What you need to do –
Return each line holding the string "button".

* * * * * * *

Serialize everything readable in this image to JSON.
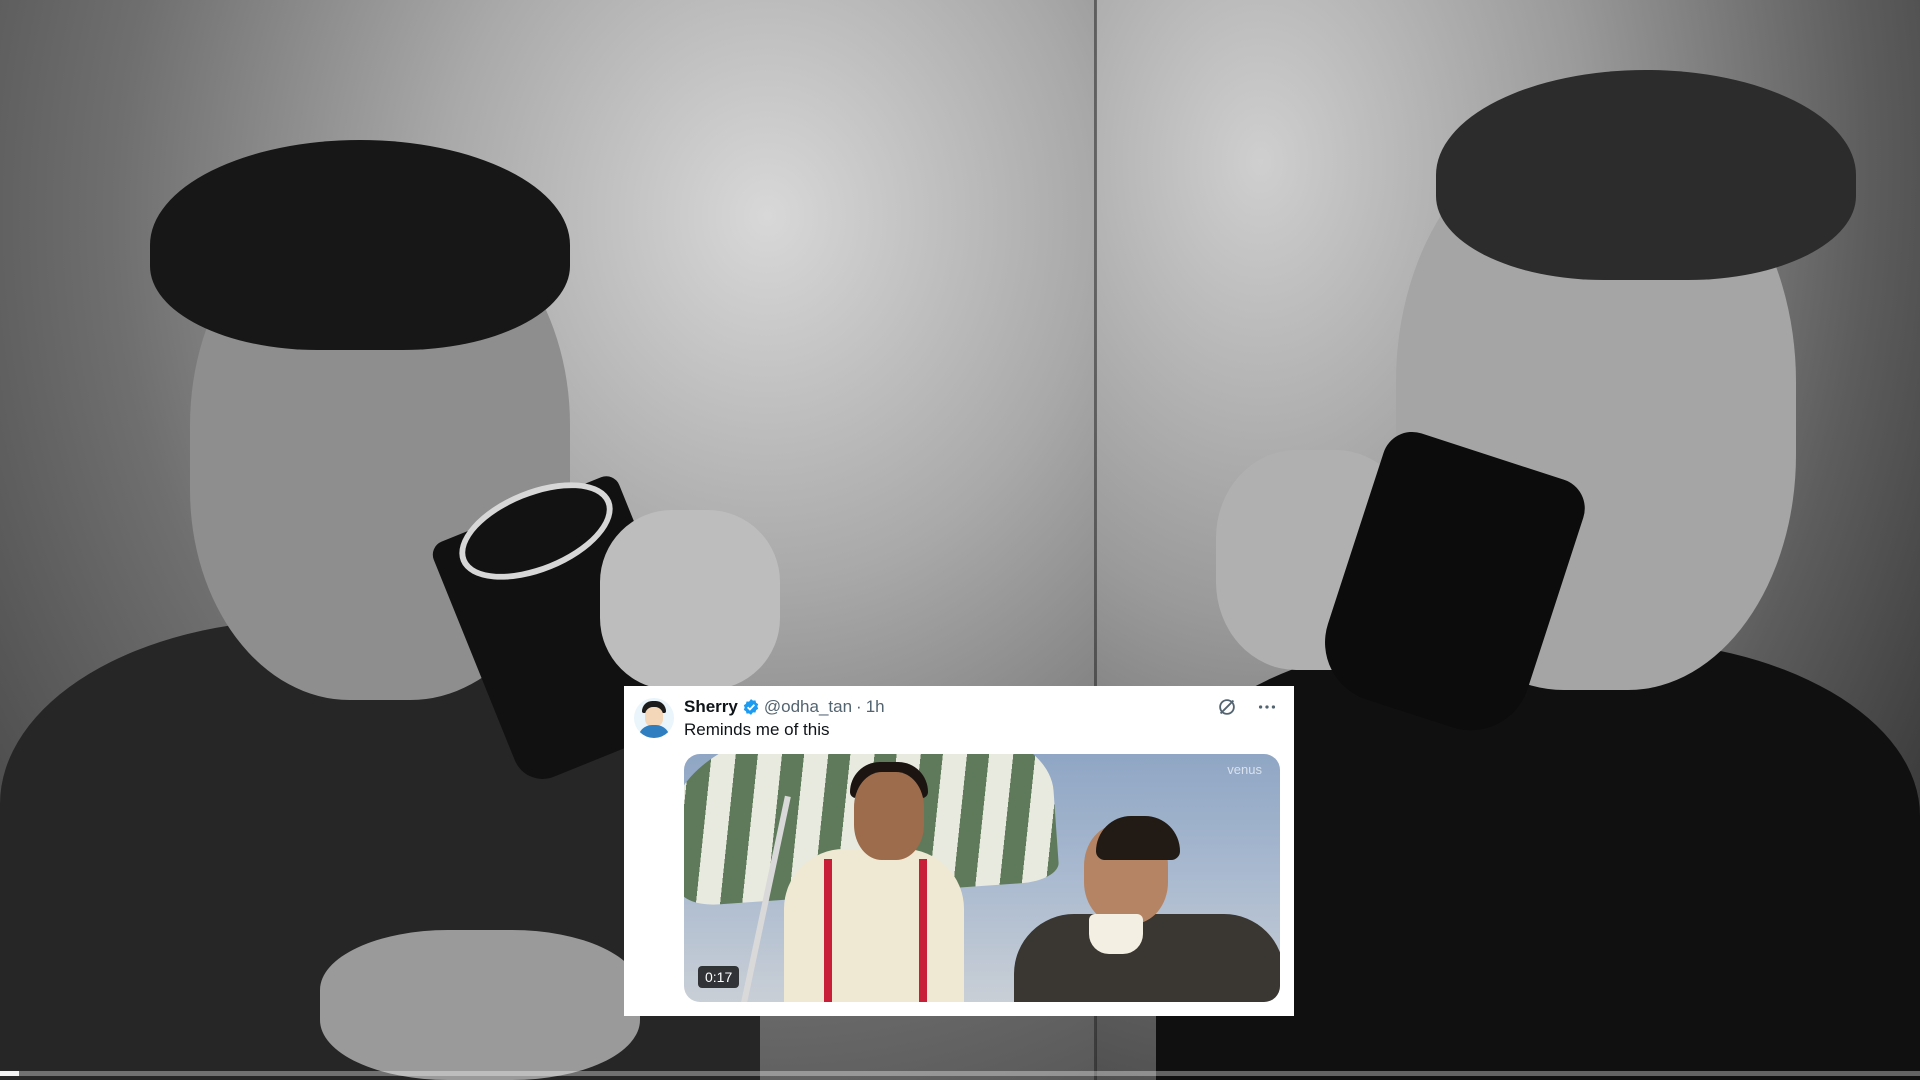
{
  "tweet": {
    "display_name": "Sherry",
    "handle": "@odha_tan",
    "separator": "·",
    "time": "1h",
    "text": "Reminds me of this",
    "media": {
      "duration": "0:17",
      "watermark": "venus"
    }
  },
  "video": {
    "progress_percent": 1
  },
  "colors": {
    "verified": "#1d9bf0",
    "handle_gray": "#536471",
    "suspenders": "#c81e38"
  },
  "icons": [
    "verified-badge-icon",
    "grok-icon",
    "more-icon"
  ]
}
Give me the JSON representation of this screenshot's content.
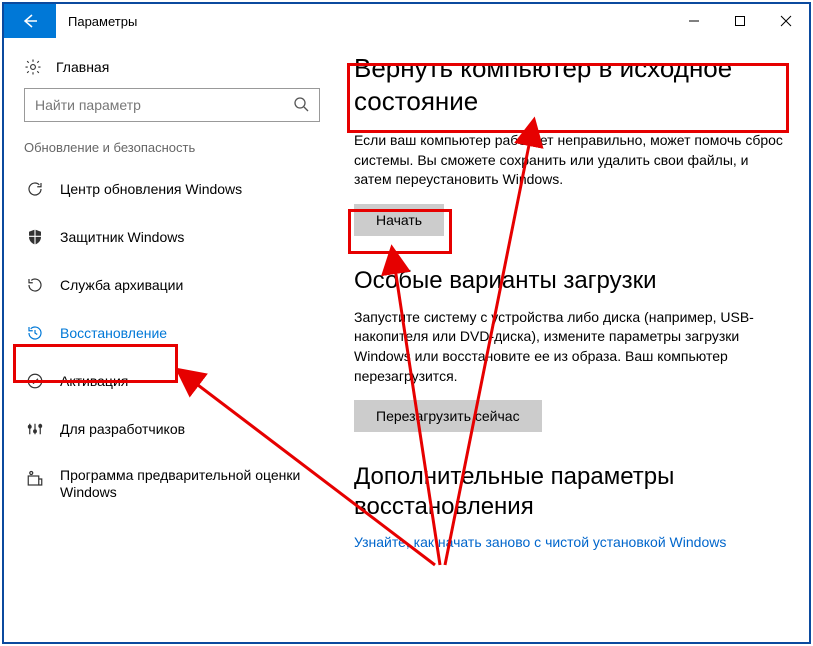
{
  "window": {
    "title": "Параметры"
  },
  "sidebar": {
    "home": "Главная",
    "search_placeholder": "Найти параметр",
    "group": "Обновление и безопасность",
    "items": [
      {
        "label": "Центр обновления Windows"
      },
      {
        "label": "Защитник Windows"
      },
      {
        "label": "Служба архивации"
      },
      {
        "label": "Восстановление"
      },
      {
        "label": "Активация"
      },
      {
        "label": "Для разработчиков"
      },
      {
        "label": "Программа предварительной оценки Windows"
      }
    ]
  },
  "content": {
    "reset": {
      "title": "Вернуть компьютер в исходное состояние",
      "desc": "Если ваш компьютер работает неправильно, может помочь сброс системы. Вы сможете сохранить или удалить свои файлы, и затем переустановить Windows.",
      "button": "Начать"
    },
    "advboot": {
      "title": "Особые варианты загрузки",
      "desc": "Запустите систему с устройства либо диска (например, USB-накопителя или DVD-диска), измените параметры загрузки Windows или восстановите ее из образа. Ваш компьютер перезагрузится.",
      "button": "Перезагрузить сейчас"
    },
    "more": {
      "title": "Дополнительные параметры восстановления",
      "link": "Узнайте, как начать заново с чистой установкой Windows"
    }
  }
}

* * * * * * *

Answer for the task –
      "button": "Начать"
      "button": "Перезагрузить сейчас"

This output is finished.